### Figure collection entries
────────────────────
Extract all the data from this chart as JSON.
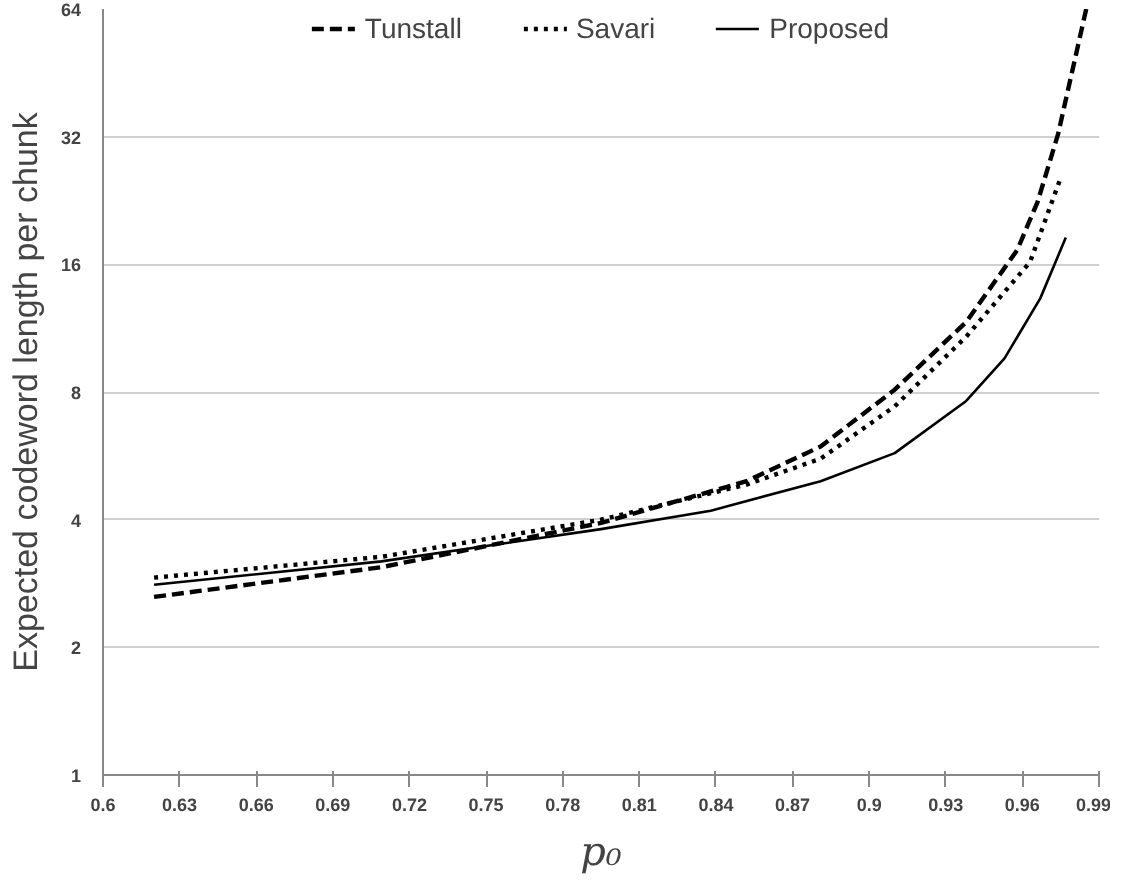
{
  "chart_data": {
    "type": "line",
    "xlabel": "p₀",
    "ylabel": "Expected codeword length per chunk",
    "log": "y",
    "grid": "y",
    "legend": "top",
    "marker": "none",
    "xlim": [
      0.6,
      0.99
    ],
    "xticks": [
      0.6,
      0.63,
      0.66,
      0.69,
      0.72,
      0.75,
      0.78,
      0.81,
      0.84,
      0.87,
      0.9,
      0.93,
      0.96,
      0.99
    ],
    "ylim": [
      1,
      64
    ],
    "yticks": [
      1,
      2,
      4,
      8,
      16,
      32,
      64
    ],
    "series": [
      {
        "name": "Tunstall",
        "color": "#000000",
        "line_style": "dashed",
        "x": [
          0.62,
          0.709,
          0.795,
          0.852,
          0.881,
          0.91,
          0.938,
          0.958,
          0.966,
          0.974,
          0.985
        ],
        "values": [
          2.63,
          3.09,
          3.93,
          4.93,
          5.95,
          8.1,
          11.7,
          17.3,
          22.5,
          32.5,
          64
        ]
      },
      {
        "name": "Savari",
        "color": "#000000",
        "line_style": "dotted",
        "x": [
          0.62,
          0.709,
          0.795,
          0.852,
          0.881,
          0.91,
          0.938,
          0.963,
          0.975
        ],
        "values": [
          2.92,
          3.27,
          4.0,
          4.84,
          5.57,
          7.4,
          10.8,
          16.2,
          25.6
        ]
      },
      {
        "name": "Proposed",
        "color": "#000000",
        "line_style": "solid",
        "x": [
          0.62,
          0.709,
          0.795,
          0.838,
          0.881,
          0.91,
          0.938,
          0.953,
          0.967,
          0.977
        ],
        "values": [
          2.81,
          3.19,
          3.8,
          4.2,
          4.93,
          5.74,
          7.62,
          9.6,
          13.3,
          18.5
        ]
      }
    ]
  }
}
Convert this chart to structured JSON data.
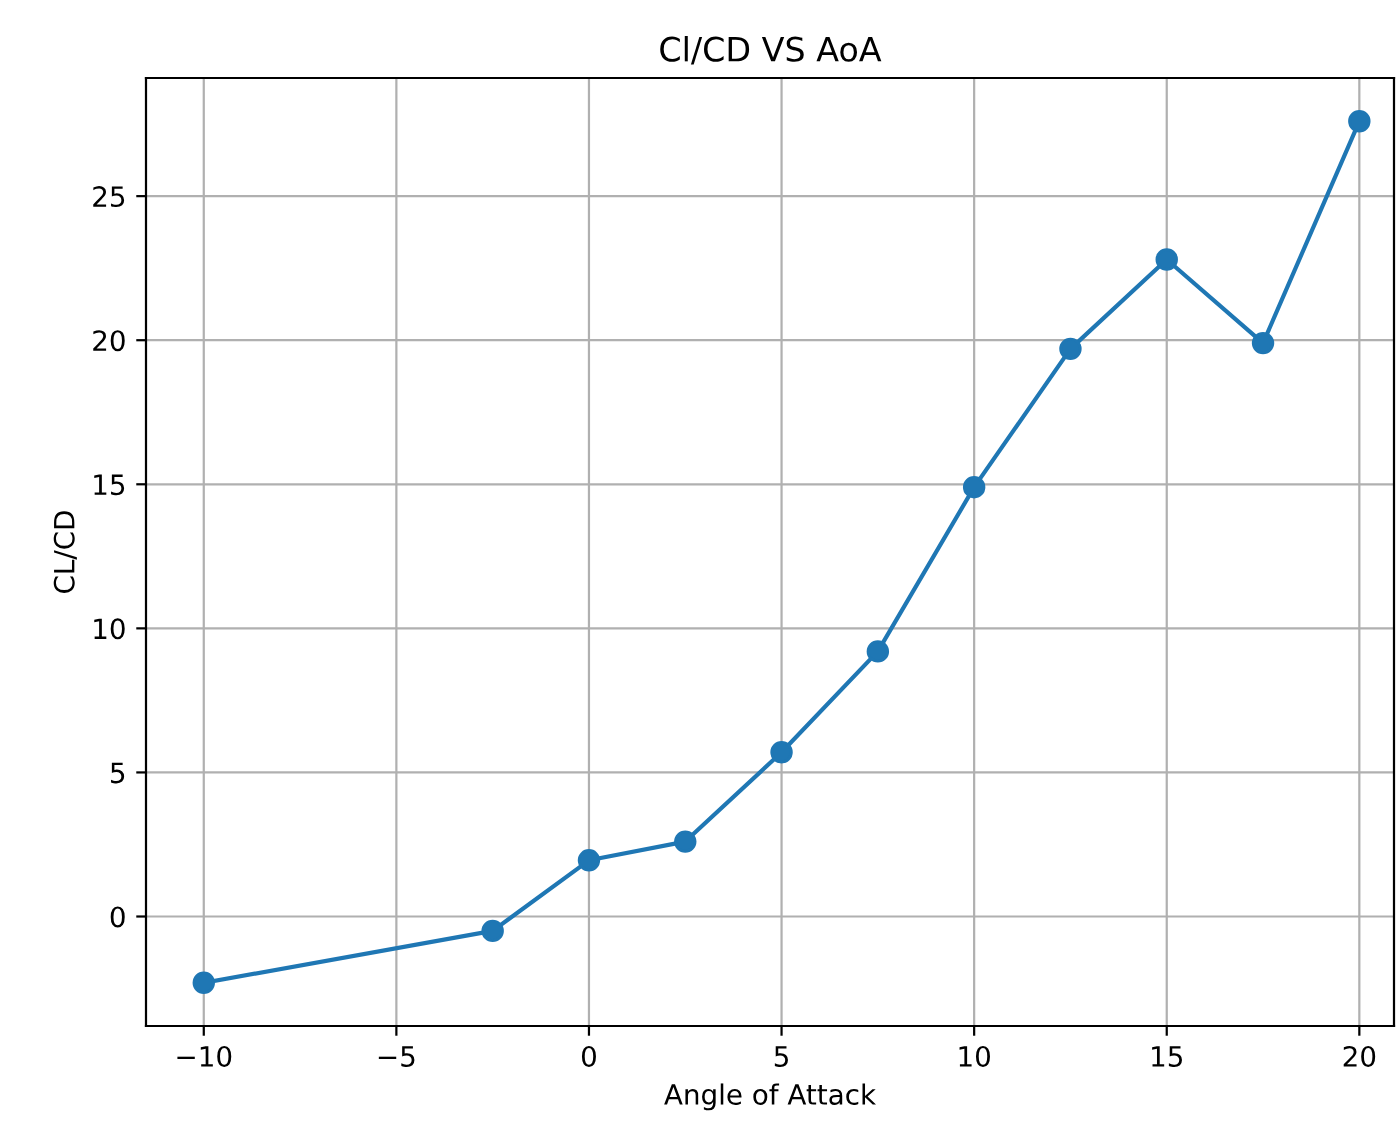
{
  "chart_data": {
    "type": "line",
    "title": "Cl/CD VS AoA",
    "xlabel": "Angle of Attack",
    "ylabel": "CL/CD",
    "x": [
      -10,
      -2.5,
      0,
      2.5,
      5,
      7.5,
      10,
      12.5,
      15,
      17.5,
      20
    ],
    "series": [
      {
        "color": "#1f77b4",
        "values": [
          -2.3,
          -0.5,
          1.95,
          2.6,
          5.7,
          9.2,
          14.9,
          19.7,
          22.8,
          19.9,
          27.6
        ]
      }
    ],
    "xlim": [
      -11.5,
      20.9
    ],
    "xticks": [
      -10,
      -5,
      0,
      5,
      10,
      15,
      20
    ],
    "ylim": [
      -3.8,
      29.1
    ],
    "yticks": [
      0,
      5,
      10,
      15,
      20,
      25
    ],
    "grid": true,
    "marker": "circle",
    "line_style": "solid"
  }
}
────────────────────
### Aim
Images in the data above are to be skipped. Retype all other material exactly.

### Expected answer
Extract all the data from this chart as JSON.
{
  "chart_data": {
    "type": "line",
    "xlabel": "p₀",
    "ylabel": "Expected codeword length per chunk",
    "log": "y",
    "grid": "y",
    "legend": "top",
    "marker": "none",
    "xlim": [
      0.6,
      0.99
    ],
    "xticks": [
      0.6,
      0.63,
      0.66,
      0.69,
      0.72,
      0.75,
      0.78,
      0.81,
      0.84,
      0.87,
      0.9,
      0.93,
      0.96,
      0.99
    ],
    "ylim": [
      1,
      64
    ],
    "yticks": [
      1,
      2,
      4,
      8,
      16,
      32,
      64
    ],
    "series": [
      {
        "name": "Tunstall",
        "color": "#000000",
        "line_style": "dashed",
        "x": [
          0.62,
          0.709,
          0.795,
          0.852,
          0.881,
          0.91,
          0.938,
          0.958,
          0.966,
          0.974,
          0.985
        ],
        "values": [
          2.63,
          3.09,
          3.93,
          4.93,
          5.95,
          8.1,
          11.7,
          17.3,
          22.5,
          32.5,
          64
        ]
      },
      {
        "name": "Savari",
        "color": "#000000",
        "line_style": "dotted",
        "x": [
          0.62,
          0.709,
          0.795,
          0.852,
          0.881,
          0.91,
          0.938,
          0.963,
          0.975
        ],
        "values": [
          2.92,
          3.27,
          4.0,
          4.84,
          5.57,
          7.4,
          10.8,
          16.2,
          25.6
        ]
      },
      {
        "name": "Proposed",
        "color": "#000000",
        "line_style": "solid",
        "x": [
          0.62,
          0.709,
          0.795,
          0.838,
          0.881,
          0.91,
          0.938,
          0.953,
          0.967,
          0.977
        ],
        "values": [
          2.81,
          3.19,
          3.8,
          4.2,
          4.93,
          5.74,
          7.62,
          9.6,
          13.3,
          18.5
        ]
      }
    ]
  }
}
Convert this chart to structured JSON data.
{
  "chart_data": {
    "type": "line",
    "title": "Cl/CD VS AoA",
    "xlabel": "Angle of Attack",
    "ylabel": "CL/CD",
    "x": [
      -10,
      -2.5,
      0,
      2.5,
      5,
      7.5,
      10,
      12.5,
      15,
      17.5,
      20
    ],
    "series": [
      {
        "color": "#1f77b4",
        "values": [
          -2.3,
          -0.5,
          1.95,
          2.6,
          5.7,
          9.2,
          14.9,
          19.7,
          22.8,
          19.9,
          27.6
        ]
      }
    ],
    "xlim": [
      -11.5,
      20.9
    ],
    "xticks": [
      -10,
      -5,
      0,
      5,
      10,
      15,
      20
    ],
    "ylim": [
      -3.8,
      29.1
    ],
    "yticks": [
      0,
      5,
      10,
      15,
      20,
      25
    ],
    "grid": true,
    "marker": "circle",
    "line_style": "solid"
  }
}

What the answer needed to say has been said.